- The problem
Make an exact copy of all the entries below, with the pictures left out.

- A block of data
START
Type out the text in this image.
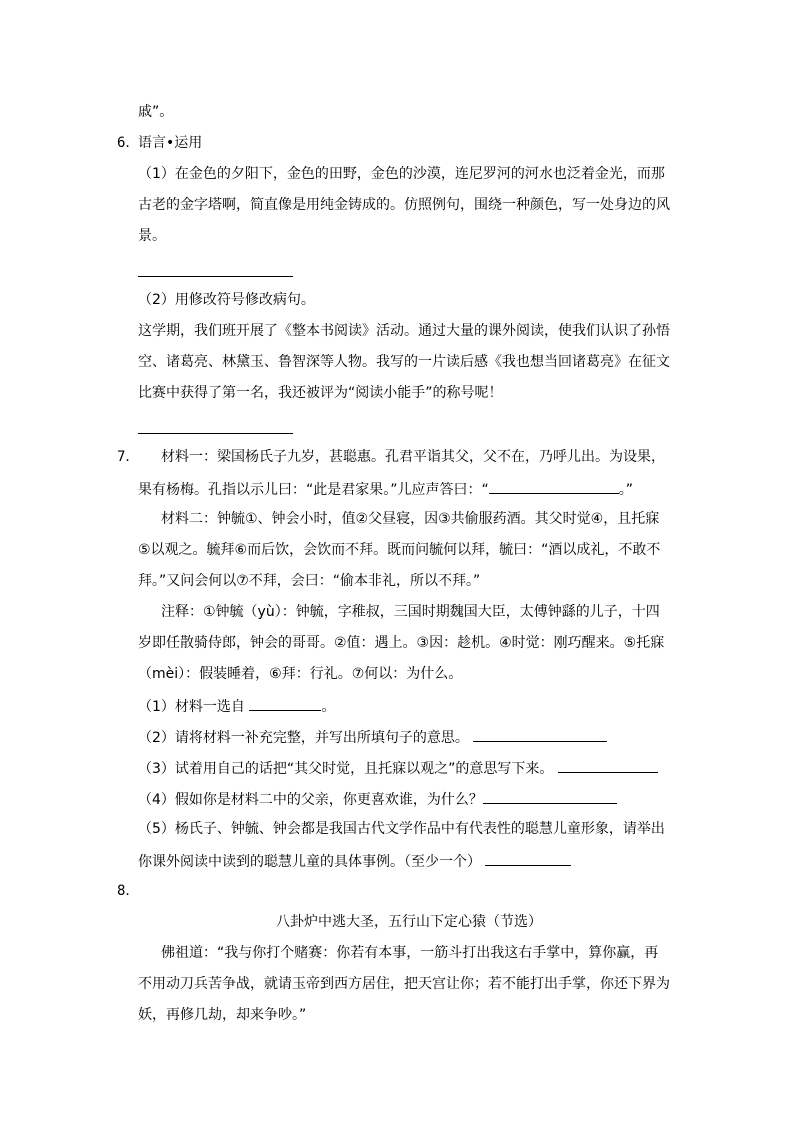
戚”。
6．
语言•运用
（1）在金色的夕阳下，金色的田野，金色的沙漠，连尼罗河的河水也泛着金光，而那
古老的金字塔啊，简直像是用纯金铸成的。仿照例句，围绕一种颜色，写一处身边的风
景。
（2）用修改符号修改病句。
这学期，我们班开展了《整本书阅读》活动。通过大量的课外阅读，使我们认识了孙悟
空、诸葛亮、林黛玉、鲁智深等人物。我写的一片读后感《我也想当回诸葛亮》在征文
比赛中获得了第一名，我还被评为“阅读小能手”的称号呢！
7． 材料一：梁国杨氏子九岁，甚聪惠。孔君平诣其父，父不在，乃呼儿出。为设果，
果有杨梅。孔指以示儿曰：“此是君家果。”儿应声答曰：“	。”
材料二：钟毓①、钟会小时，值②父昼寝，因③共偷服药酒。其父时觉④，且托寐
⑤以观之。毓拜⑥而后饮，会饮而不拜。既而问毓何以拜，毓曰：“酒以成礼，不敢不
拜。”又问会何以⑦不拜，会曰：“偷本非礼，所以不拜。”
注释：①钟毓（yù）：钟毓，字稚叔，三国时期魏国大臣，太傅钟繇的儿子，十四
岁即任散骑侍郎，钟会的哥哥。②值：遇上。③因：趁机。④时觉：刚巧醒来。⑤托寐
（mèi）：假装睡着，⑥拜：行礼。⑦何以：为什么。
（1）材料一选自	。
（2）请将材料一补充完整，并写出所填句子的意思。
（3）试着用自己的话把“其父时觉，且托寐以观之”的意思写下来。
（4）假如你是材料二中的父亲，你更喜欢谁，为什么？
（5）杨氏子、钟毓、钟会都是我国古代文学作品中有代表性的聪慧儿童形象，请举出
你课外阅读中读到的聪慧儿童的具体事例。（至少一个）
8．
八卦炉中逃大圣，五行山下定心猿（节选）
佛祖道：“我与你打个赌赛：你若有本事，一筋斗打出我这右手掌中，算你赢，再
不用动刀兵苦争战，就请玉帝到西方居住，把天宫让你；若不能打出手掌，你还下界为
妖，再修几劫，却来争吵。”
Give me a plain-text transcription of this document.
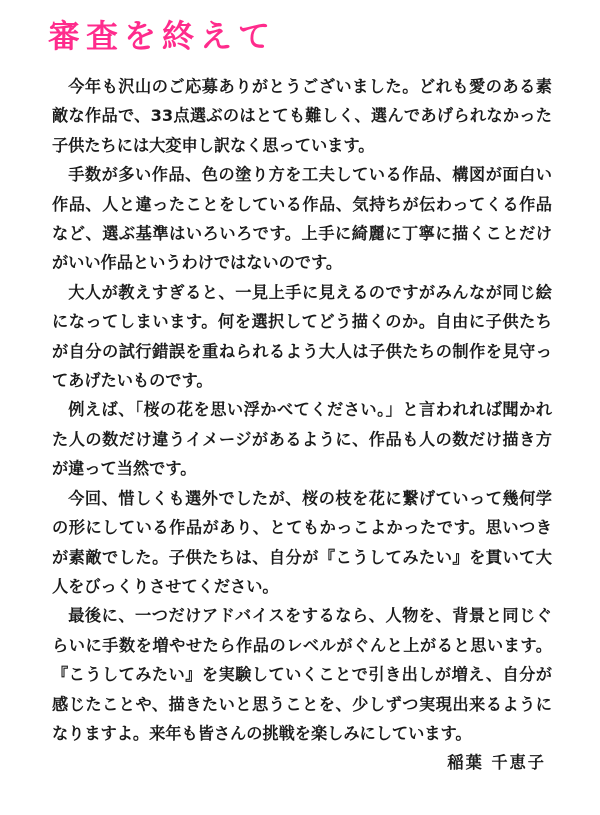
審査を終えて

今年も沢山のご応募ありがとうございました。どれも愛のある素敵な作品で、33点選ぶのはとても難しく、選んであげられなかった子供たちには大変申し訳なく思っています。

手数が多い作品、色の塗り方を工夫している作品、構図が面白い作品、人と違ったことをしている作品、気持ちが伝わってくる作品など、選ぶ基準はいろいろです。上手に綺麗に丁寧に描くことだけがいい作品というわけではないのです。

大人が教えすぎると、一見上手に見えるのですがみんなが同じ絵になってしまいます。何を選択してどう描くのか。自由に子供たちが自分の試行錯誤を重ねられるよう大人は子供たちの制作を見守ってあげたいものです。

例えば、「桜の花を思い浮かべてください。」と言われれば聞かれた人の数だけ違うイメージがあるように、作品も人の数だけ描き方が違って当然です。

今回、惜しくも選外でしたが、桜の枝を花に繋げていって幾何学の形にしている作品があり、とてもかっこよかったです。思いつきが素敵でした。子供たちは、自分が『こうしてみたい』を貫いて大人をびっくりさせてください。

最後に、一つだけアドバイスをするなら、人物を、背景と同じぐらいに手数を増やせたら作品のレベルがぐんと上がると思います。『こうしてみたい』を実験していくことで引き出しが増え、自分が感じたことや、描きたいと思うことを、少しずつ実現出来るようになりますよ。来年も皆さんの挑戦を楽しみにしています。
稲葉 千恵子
END
- Final result
Type out the text in this image.
戚”。
6．
语言•运用
（1）在金色的夕阳下，金色的田野，金色的沙漠，连尼罗河的河水也泛着金光，而那
古老的金字塔啊，简直像是用纯金铸成的。仿照例句，围绕一种颜色，写一处身边的风
景。
（2）用修改符号修改病句。
这学期，我们班开展了《整本书阅读》活动。通过大量的课外阅读，使我们认识了孙悟
空、诸葛亮、林黛玉、鲁智深等人物。我写的一片读后感《我也想当回诸葛亮》在征文
比赛中获得了第一名，我还被评为“阅读小能手”的称号呢！
7． 材料一：梁国杨氏子九岁，甚聪惠。孔君平诣其父，父不在，乃呼儿出。为设果，
果有杨梅。孔指以示儿曰：“此是君家果。”儿应声答曰：“	。”
材料二：钟毓①、钟会小时，值②父昼寝，因③共偷服药酒。其父时觉④，且托寐
⑤以观之。毓拜⑥而后饮，会饮而不拜。既而问毓何以拜，毓曰：“酒以成礼，不敢不
拜。”又问会何以⑦不拜，会曰：“偷本非礼，所以不拜。”
注释：①钟毓（yù）：钟毓，字稚叔，三国时期魏国大臣，太傅钟繇的儿子，十四
岁即任散骑侍郎，钟会的哥哥。②值：遇上。③因：趁机。④时觉：刚巧醒来。⑤托寐
（mèi）：假装睡着，⑥拜：行礼。⑦何以：为什么。
（1）材料一选自	。
（2）请将材料一补充完整，并写出所填句子的意思。
（3）试着用自己的话把“其父时觉，且托寐以观之”的意思写下来。
（4）假如你是材料二中的父亲，你更喜欢谁，为什么？
（5）杨氏子、钟毓、钟会都是我国古代文学作品中有代表性的聪慧儿童形象，请举出
你课外阅读中读到的聪慧儿童的具体事例。（至少一个）
8．
八卦炉中逃大圣，五行山下定心猿（节选）
佛祖道：“我与你打个赌赛：你若有本事，一筋斗打出我这右手掌中，算你赢，再
不用动刀兵苦争战，就请玉帝到西方居住，把天宫让你；若不能打出手掌，你还下界为
妖，再修几劫，却来争吵。”
Give me a plain-text transcription of this document.
審査を終えて

今年も沢山のご応募ありがとうございました。どれも愛のある素敵な作品で、33点選ぶのはとても難しく、選んであげられなかった子供たちには大変申し訳なく思っています。

手数が多い作品、色の塗り方を工夫している作品、構図が面白い作品、人と違ったことをしている作品、気持ちが伝わってくる作品など、選ぶ基準はいろいろです。上手に綺麗に丁寧に描くことだけがいい作品というわけではないのです。

大人が教えすぎると、一見上手に見えるのですがみんなが同じ絵になってしまいます。何を選択してどう描くのか。自由に子供たちが自分の試行錯誤を重ねられるよう大人は子供たちの制作を見守ってあげたいものです。

例えば、「桜の花を思い浮かべてください。」と言われれば聞かれた人の数だけ違うイメージがあるように、作品も人の数だけ描き方が違って当然です。

今回、惜しくも選外でしたが、桜の枝を花に繋げていって幾何学の形にしている作品があり、とてもかっこよかったです。思いつきが素敵でした。子供たちは、自分が『こうしてみたい』を貫いて大人をびっくりさせてください。

最後に、一つだけアドバイスをするなら、人物を、背景と同じぐらいに手数を増やせたら作品のレベルがぐんと上がると思います。『こうしてみたい』を実験していくことで引き出しが増え、自分が感じたことや、描きたいと思うことを、少しずつ実現出来るようになりますよ。来年も皆さんの挑戦を楽しみにしています。
稲葉 千恵子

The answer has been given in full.